§ **Problem statement**: Each record below is to be copied word for word, with pictures removed.

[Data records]
-------------------------

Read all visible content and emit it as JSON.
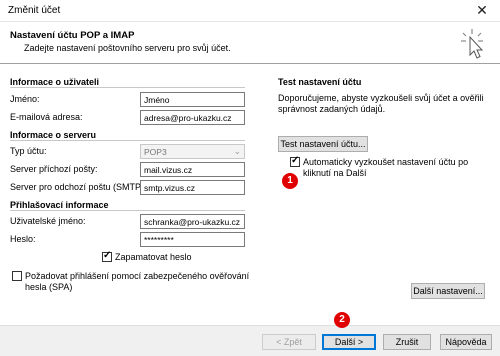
{
  "window": {
    "title": "Změnit účet",
    "close_glyph": "✕"
  },
  "header": {
    "title": "Nastavení účtu POP a IMAP",
    "subtitle": "Zadejte nastavení poštovního serveru pro svůj účet.",
    "icon": "cursor-click-icon"
  },
  "user_info": {
    "section_title": "Informace o uživateli",
    "name_label": "Jméno:",
    "name_value": "Jméno",
    "email_label": "E-mailová adresa:",
    "email_value": "adresa@pro-ukazku.cz"
  },
  "server_info": {
    "section_title": "Informace o serveru",
    "type_label": "Typ účtu:",
    "type_value": "POP3",
    "incoming_label": "Server příchozí pošty:",
    "incoming_value": "mail.vizus.cz",
    "outgoing_label": "Server pro odchozí poštu (SMTP):",
    "outgoing_value": "smtp.vizus.cz"
  },
  "login_info": {
    "section_title": "Přihlašovací informace",
    "username_label": "Uživatelské jméno:",
    "username_value": "schranka@pro-ukazku.cz",
    "password_label": "Heslo:",
    "password_value": "*********",
    "remember_label": "Zapamatovat heslo",
    "remember_checked": true,
    "spa_label_line1": "Požadovat přihlášení pomocí zabezpečeného ověřování",
    "spa_label_line2": "hesla (SPA)",
    "spa_checked": false
  },
  "test": {
    "section_title": "Test nastavení účtu",
    "description_line1": "Doporučujeme, abyste vyzkoušeli svůj účet a ověřili",
    "description_line2": "správnost zadaných údajů.",
    "test_button": "Test nastavení účtu...",
    "auto_test_line1": "Automaticky vyzkoušet nastavení účtu po",
    "auto_test_line2": "kliknutí na Další",
    "auto_test_checked": true
  },
  "more_settings_button": "Další nastavení...",
  "footer": {
    "back": "< Zpět",
    "next": "Další >",
    "cancel": "Zrušit",
    "help": "Nápověda"
  },
  "annotations": {
    "badge1": "1",
    "badge2": "2",
    "color": "#e00000"
  }
}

-------------------------

§ **Finished exercise**:
Read all visible content and emit it as JSON.
{
  "window": {
    "title": "Změnit účet",
    "close_glyph": "✕"
  },
  "header": {
    "title": "Nastavení účtu POP a IMAP",
    "subtitle": "Zadejte nastavení poštovního serveru pro svůj účet.",
    "icon": "cursor-click-icon"
  },
  "user_info": {
    "section_title": "Informace o uživateli",
    "name_label": "Jméno:",
    "name_value": "Jméno",
    "email_label": "E-mailová adresa:",
    "email_value": "adresa@pro-ukazku.cz"
  },
  "server_info": {
    "section_title": "Informace o serveru",
    "type_label": "Typ účtu:",
    "type_value": "POP3",
    "incoming_label": "Server příchozí pošty:",
    "incoming_value": "mail.vizus.cz",
    "outgoing_label": "Server pro odchozí poštu (SMTP):",
    "outgoing_value": "smtp.vizus.cz"
  },
  "login_info": {
    "section_title": "Přihlašovací informace",
    "username_label": "Uživatelské jméno:",
    "username_value": "schranka@pro-ukazku.cz",
    "password_label": "Heslo:",
    "password_value": "*********",
    "remember_label": "Zapamatovat heslo",
    "remember_checked": true,
    "spa_label_line1": "Požadovat přihlášení pomocí zabezpečeného ověřování",
    "spa_label_line2": "hesla (SPA)",
    "spa_checked": false
  },
  "test": {
    "section_title": "Test nastavení účtu",
    "description_line1": "Doporučujeme, abyste vyzkoušeli svůj účet a ověřili",
    "description_line2": "správnost zadaných údajů.",
    "test_button": "Test nastavení účtu...",
    "auto_test_line1": "Automaticky vyzkoušet nastavení účtu po",
    "auto_test_line2": "kliknutí na Další",
    "auto_test_checked": true
  },
  "more_settings_button": "Další nastavení...",
  "footer": {
    "back": "< Zpět",
    "next": "Další >",
    "cancel": "Zrušit",
    "help": "Nápověda"
  },
  "annotations": {
    "badge1": "1",
    "badge2": "2",
    "color": "#e00000"
  }
}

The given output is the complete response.